**Short exercise**
Beginning with the line where "OCR this image." appears, retype every remaining line of the data below, both the first and last included.

**Input for this task**
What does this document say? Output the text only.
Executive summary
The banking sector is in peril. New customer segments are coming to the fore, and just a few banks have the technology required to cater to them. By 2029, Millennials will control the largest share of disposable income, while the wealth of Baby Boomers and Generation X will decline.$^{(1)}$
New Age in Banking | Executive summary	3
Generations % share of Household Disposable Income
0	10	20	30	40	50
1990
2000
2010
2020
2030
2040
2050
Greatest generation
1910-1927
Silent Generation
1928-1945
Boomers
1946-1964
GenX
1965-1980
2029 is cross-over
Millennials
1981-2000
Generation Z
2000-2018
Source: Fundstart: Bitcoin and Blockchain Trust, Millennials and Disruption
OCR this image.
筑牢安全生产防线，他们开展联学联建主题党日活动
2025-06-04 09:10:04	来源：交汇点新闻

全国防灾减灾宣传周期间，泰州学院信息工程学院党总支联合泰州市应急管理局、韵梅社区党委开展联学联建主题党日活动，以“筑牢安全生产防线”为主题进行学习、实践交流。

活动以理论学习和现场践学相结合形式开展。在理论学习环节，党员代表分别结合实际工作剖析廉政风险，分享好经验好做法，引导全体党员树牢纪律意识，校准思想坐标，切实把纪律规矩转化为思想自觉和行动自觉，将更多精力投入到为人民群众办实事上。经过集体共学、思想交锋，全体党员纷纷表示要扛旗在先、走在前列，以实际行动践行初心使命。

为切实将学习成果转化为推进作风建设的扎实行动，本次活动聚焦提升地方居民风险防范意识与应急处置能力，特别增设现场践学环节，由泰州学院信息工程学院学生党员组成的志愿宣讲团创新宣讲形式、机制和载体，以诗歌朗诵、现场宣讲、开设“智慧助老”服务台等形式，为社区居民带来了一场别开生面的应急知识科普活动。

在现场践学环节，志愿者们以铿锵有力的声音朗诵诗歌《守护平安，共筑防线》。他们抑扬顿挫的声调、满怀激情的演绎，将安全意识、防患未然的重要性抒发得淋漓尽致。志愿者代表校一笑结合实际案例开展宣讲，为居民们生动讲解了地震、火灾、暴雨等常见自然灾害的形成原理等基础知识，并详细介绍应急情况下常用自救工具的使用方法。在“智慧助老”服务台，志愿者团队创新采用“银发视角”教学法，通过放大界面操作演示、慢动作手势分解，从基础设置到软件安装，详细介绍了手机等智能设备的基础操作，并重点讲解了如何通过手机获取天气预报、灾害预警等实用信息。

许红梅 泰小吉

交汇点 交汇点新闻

**Exercise result**
OCR this image.
筑牢安全生产防线，他们开展联学联建主题党日活动
2025-06-04 09:10:04	来源：交汇点新闻

全国防灾减灾宣传周期间，泰州学院信息工程学院党总支联合泰州市应急管理局、韵梅社区党委开展联学联建主题党日活动，以“筑牢安全生产防线”为主题进行学习、实践交流。

活动以理论学习和现场践学相结合形式开展。在理论学习环节，党员代表分别结合实际工作剖析廉政风险，分享好经验好做法，引导全体党员树牢纪律意识，校准思想坐标，切实把纪律规矩转化为思想自觉和行动自觉，将更多精力投入到为人民群众办实事上。经过集体共学、思想交锋，全体党员纷纷表示要扛旗在先、走在前列，以实际行动践行初心使命。

为切实将学习成果转化为推进作风建设的扎实行动，本次活动聚焦提升地方居民风险防范意识与应急处置能力，特别增设现场践学环节，由泰州学院信息工程学院学生党员组成的志愿宣讲团创新宣讲形式、机制和载体，以诗歌朗诵、现场宣讲、开设“智慧助老”服务台等形式，为社区居民带来了一场别开生面的应急知识科普活动。

在现场践学环节，志愿者们以铿锵有力的声音朗诵诗歌《守护平安，共筑防线》。他们抑扬顿挫的声调、满怀激情的演绎，将安全意识、防患未然的重要性抒发得淋漓尽致。志愿者代表校一笑结合实际案例开展宣讲，为居民们生动讲解了地震、火灾、暴雨等常见自然灾害的形成原理等基础知识，并详细介绍应急情况下常用自救工具的使用方法。在“智慧助老”服务台，志愿者团队创新采用“银发视角”教学法，通过放大界面操作演示、慢动作手势分解，从基础设置到软件安装，详细介绍了手机等智能设备的基础操作，并重点讲解了如何通过手机获取天气预报、灾害预警等实用信息。

许红梅 泰小吉

交汇点 交汇点新闻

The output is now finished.